- **Dataset records**
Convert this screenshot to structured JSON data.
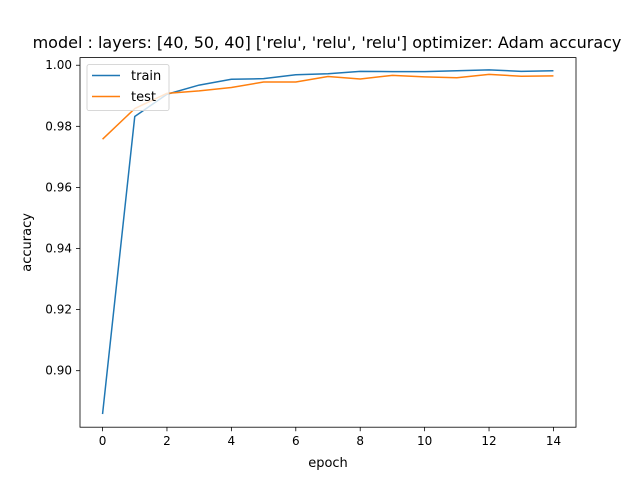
{
  "chart_data": {
    "type": "line",
    "title": "model : layers: [40, 50, 40] ['relu', 'relu', 'relu'] optimizer: Adam accuracy",
    "xlabel": "epoch",
    "ylabel": "accuracy",
    "xlim": [
      -0.7,
      14.7
    ],
    "ylim": [
      0.8815,
      1.0025
    ],
    "xticks": [
      0,
      2,
      4,
      6,
      8,
      10,
      12,
      14
    ],
    "yticks": [
      0.9,
      0.92,
      0.94,
      0.96,
      0.98,
      1.0
    ],
    "ytick_labels": [
      "0.90",
      "0.92",
      "0.94",
      "0.96",
      "0.98",
      "1.00"
    ],
    "legend_position": "top-left",
    "x": [
      0,
      1,
      2,
      3,
      4,
      5,
      6,
      7,
      8,
      9,
      10,
      11,
      12,
      13,
      14
    ],
    "series": [
      {
        "name": "train",
        "color": "#1f77b4",
        "values": [
          0.8858,
          0.9832,
          0.9905,
          0.9935,
          0.9954,
          0.9956,
          0.9969,
          0.9972,
          0.998,
          0.9979,
          0.9979,
          0.9982,
          0.9985,
          0.998,
          0.9982
        ]
      },
      {
        "name": "test",
        "color": "#ff7f0e",
        "values": [
          0.9758,
          0.9858,
          0.9908,
          0.9916,
          0.9927,
          0.9945,
          0.9945,
          0.9963,
          0.9955,
          0.9967,
          0.9962,
          0.9959,
          0.997,
          0.9964,
          0.9965
        ]
      }
    ]
  }
}
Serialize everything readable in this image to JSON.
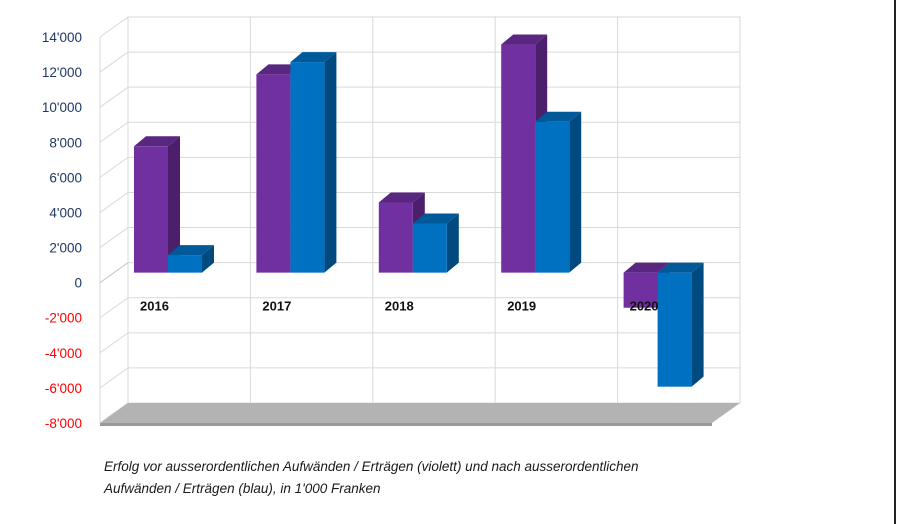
{
  "chart_data": {
    "type": "bar",
    "categories": [
      "2016",
      "2017",
      "2018",
      "2019",
      "2020"
    ],
    "series": [
      {
        "values": [
          7200,
          11300,
          4000,
          13000,
          -2000
        ]
      },
      {
        "values": [
          1000,
          12000,
          2800,
          8600,
          -6500
        ]
      }
    ],
    "ylim": [
      -8000,
      14000
    ],
    "yticks": [
      {
        "value": 14000,
        "label": "14'000"
      },
      {
        "value": 12000,
        "label": "12'000"
      },
      {
        "value": 10000,
        "label": "10'000"
      },
      {
        "value": 8000,
        "label": "8'000"
      },
      {
        "value": 6000,
        "label": "6'000"
      },
      {
        "value": 4000,
        "label": "4'000"
      },
      {
        "value": 2000,
        "label": "2'000"
      },
      {
        "value": 0,
        "label": "0"
      },
      {
        "value": -2000,
        "label": "-2'000"
      },
      {
        "value": -4000,
        "label": "-4'000"
      },
      {
        "value": -6000,
        "label": "-6'000"
      },
      {
        "value": -8000,
        "label": "-8'000"
      }
    ],
    "grid": true,
    "colors": {
      "series_front": [
        "#7030a0",
        "#0070c0"
      ],
      "series_top": [
        "#5a2780",
        "#005a9a"
      ],
      "series_side": [
        "#4b1f6b",
        "#004a80"
      ],
      "positive_tick": "#1f3864",
      "negative_tick": "#ff0000",
      "floor": "#b3b3b3"
    },
    "caption_lines": [
      "Erfolg vor ausserordentlichen Aufwänden / Erträgen (violett) und nach ausserordentlichen",
      "Aufwänden / Erträgen (blau), in 1'000 Franken"
    ]
  }
}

- **Goal**
Nothing but the pictures may be dropped; output the records above exactly.

- **Problem solution**
Convert this screenshot to structured JSON data.
{
  "chart_data": {
    "type": "line",
    "title": "model : layers: [40, 50, 40] ['relu', 'relu', 'relu'] optimizer: Adam accuracy",
    "xlabel": "epoch",
    "ylabel": "accuracy",
    "xlim": [
      -0.7,
      14.7
    ],
    "ylim": [
      0.8815,
      1.0025
    ],
    "xticks": [
      0,
      2,
      4,
      6,
      8,
      10,
      12,
      14
    ],
    "yticks": [
      0.9,
      0.92,
      0.94,
      0.96,
      0.98,
      1.0
    ],
    "ytick_labels": [
      "0.90",
      "0.92",
      "0.94",
      "0.96",
      "0.98",
      "1.00"
    ],
    "legend_position": "top-left",
    "x": [
      0,
      1,
      2,
      3,
      4,
      5,
      6,
      7,
      8,
      9,
      10,
      11,
      12,
      13,
      14
    ],
    "series": [
      {
        "name": "train",
        "color": "#1f77b4",
        "values": [
          0.8858,
          0.9832,
          0.9905,
          0.9935,
          0.9954,
          0.9956,
          0.9969,
          0.9972,
          0.998,
          0.9979,
          0.9979,
          0.9982,
          0.9985,
          0.998,
          0.9982
        ]
      },
      {
        "name": "test",
        "color": "#ff7f0e",
        "values": [
          0.9758,
          0.9858,
          0.9908,
          0.9916,
          0.9927,
          0.9945,
          0.9945,
          0.9963,
          0.9955,
          0.9967,
          0.9962,
          0.9959,
          0.997,
          0.9964,
          0.9965
        ]
      }
    ]
  }
}
Serialize everything readable in this image to JSON.
{
  "chart_data": {
    "type": "bar",
    "categories": [
      "2016",
      "2017",
      "2018",
      "2019",
      "2020"
    ],
    "series": [
      {
        "values": [
          7200,
          11300,
          4000,
          13000,
          -2000
        ]
      },
      {
        "values": [
          1000,
          12000,
          2800,
          8600,
          -6500
        ]
      }
    ],
    "ylim": [
      -8000,
      14000
    ],
    "yticks": [
      {
        "value": 14000,
        "label": "14'000"
      },
      {
        "value": 12000,
        "label": "12'000"
      },
      {
        "value": 10000,
        "label": "10'000"
      },
      {
        "value": 8000,
        "label": "8'000"
      },
      {
        "value": 6000,
        "label": "6'000"
      },
      {
        "value": 4000,
        "label": "4'000"
      },
      {
        "value": 2000,
        "label": "2'000"
      },
      {
        "value": 0,
        "label": "0"
      },
      {
        "value": -2000,
        "label": "-2'000"
      },
      {
        "value": -4000,
        "label": "-4'000"
      },
      {
        "value": -6000,
        "label": "-6'000"
      },
      {
        "value": -8000,
        "label": "-8'000"
      }
    ],
    "grid": true,
    "colors": {
      "series_front": [
        "#7030a0",
        "#0070c0"
      ],
      "series_top": [
        "#5a2780",
        "#005a9a"
      ],
      "series_side": [
        "#4b1f6b",
        "#004a80"
      ],
      "positive_tick": "#1f3864",
      "negative_tick": "#ff0000",
      "floor": "#b3b3b3"
    },
    "caption_lines": [
      "Erfolg vor ausserordentlichen Aufwänden / Erträgen (violett) und nach ausserordentlichen",
      "Aufwänden / Erträgen (blau), in 1'000 Franken"
    ]
  }
}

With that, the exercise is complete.